# start of Selected extract

Sunday, December 16, 2007

Physical sciences news, 12/10/07-12/16/07

Milky Way
Stars occupying regions above and below the disk of a spiral galaxy like the Milky Way are said to be in the galaxy's halo. In our own galaxy it turns out that there are two distinct halo regions, and they are rotating in opposite directions.

Milky Way's two stellar halos have opposing spins
Discovery shows Milky Way halo is split in two
Huge Newfound Part of Milky Way Rotates Backward

Extrasolar planets
Some other solar systems besides ours undoubtedly have rocky planets like Mercury which always show the same face to the host star. A computer simulation shows that there could be a narrow potentially habitable region between the light and dark sides of such a planet.

'Twilight zones' on scorched planets could support life

Gliese 581d
Gliese 581d is a rocky planet recently discovered in orbit around the red dwarf star Gliese 581. It has about 8 times the mass of Earth. Two teams have now done simulations of the atmosphere of Gliese 581d and concluded that an atmosphere could exist and have properties considered necessary for Earthlike life to develop.

Gliese 581: one planet might indeed be habitable
Gliese 581d: A Habitable World After All?
Is Gliese 581 Habitable?
More Evidence that Gliese 581 Has Planets in the Habitable Zone

Haze on HD 189733b
HD 189733b is a gas giant extrasolar planet of the yellow dwarf star HD 189733 A. Although previous observations had suggested the presence of water vapor in the atmosphere, the latest set observations using the Hubble Space Telescope did not find evidence of water, sodium, or potassium in the atmosphere. However, there was an indication that the atmosphere did contain a haze of dust particles of unknown composition about 1 micron in size.

Hazy red sunset on extrasolar planet
Dust in a Hot Jupiter's Atmosphere
First Sunset Outside Our Solar System Glimpsed
A Red Haze on Distant Exoplanet
HD 189733b: A 'Murky' Extrasolar Planet

Silica and the possibility of life on Mars
One of NASA's Mars rovers has found what appears to be a a deposit consisting largely of silica (SiO2) – very fine grained beach sand, essentially. On Earth such deposits are found only in certain hot springs or volcanic fumaroles. Here both such environments support a great deal of microbial life. If life ever existed on Mars, it would likewise probably have thrived in such an environment.

Clues to a Steamy Martian Past
Mars Rover Investigates Signs of Steamy Martian Past
Mars robot unearths microbe clue
Mars Rover Finding Suggests Once Habitable Environment
Mars rover finds signs of microbial life
Spirit's Big Discovery

Organic compounds on Martian meteorite ALH 84001
ALH 84001 is a meteorite whose composition indicates it crystallized from molten rock 4.5 billion years ago on Mars. Over 10 years ago a team of NASA scientists hypothesized that some very small (20-100 nm) structures in the meteorite might be traces of life, but the claim was quite controversial and is no longer widely accepted. However, a recent comparison of the meteorite with terrestrial rocks suggests that simple organic compounds found in ALH 84001 could have formed, as in their terrestrial counterparts, in a chemical process catalyzed by magnetite (Fe3O4).

# end of Selected extract
# start of Stored rows

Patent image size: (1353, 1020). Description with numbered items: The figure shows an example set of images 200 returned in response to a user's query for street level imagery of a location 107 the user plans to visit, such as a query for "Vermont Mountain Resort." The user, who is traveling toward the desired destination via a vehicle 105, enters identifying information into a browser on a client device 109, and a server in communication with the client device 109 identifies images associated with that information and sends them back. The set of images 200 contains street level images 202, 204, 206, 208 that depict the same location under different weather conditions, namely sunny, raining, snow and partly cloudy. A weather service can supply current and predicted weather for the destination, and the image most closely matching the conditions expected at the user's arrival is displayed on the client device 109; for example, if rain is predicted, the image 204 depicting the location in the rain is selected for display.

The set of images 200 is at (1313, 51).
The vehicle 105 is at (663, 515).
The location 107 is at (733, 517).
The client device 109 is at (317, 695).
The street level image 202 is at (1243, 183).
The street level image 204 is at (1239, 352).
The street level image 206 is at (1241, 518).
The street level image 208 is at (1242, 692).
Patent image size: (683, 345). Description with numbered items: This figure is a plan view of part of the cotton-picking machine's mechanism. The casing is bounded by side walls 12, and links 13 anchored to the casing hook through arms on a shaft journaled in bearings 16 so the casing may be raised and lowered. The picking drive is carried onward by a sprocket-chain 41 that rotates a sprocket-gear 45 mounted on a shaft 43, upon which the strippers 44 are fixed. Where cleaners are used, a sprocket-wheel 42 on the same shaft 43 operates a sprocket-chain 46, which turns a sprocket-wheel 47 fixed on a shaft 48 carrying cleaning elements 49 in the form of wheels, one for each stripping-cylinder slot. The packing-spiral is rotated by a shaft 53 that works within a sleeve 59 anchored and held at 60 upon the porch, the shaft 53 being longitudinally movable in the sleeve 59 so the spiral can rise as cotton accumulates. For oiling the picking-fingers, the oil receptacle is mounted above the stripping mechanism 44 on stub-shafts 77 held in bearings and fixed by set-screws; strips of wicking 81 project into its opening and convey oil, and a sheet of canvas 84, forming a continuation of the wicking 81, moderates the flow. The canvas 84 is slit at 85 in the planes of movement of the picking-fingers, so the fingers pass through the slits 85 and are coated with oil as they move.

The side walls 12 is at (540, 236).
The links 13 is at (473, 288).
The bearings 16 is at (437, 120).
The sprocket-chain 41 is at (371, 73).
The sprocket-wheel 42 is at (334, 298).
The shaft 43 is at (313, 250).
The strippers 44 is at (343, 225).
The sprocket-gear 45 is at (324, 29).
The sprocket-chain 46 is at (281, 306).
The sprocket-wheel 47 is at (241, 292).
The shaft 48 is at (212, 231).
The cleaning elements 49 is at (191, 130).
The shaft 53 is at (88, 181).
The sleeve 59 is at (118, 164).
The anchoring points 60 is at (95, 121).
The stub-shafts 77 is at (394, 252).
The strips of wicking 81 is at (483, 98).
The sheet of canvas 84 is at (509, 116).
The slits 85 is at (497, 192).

# end of Stored rows

■ Instruction 1
According to the news roundup, about how many times the mass of Earth does Gliese 581d have?
■ Instruction 2
Please repeat everything in the news roundup from "Is Gliese 581" down to "micron in size.".

■ Exercise solution 1
About 8 times the mass of Earth.

■ Exercise solution 2
Is Gliese 581 Habitable?
More Evidence that Gliese 581 Has Planets in the Habitable Zone

Haze on HD 189733b
HD 189733b is a gas giant extrasolar planet of the yellow dwarf star HD 189733 A. Although previous observations had suggested the presence of water vapor in the atmosphere, the latest set observations using the Hubble Space Telescope did not find evidence of water, sodium, or potassium in the atmosphere. However, there was an indication that the atmosphere did contain a haze of dust particles of unknown composition about 1 micron in size.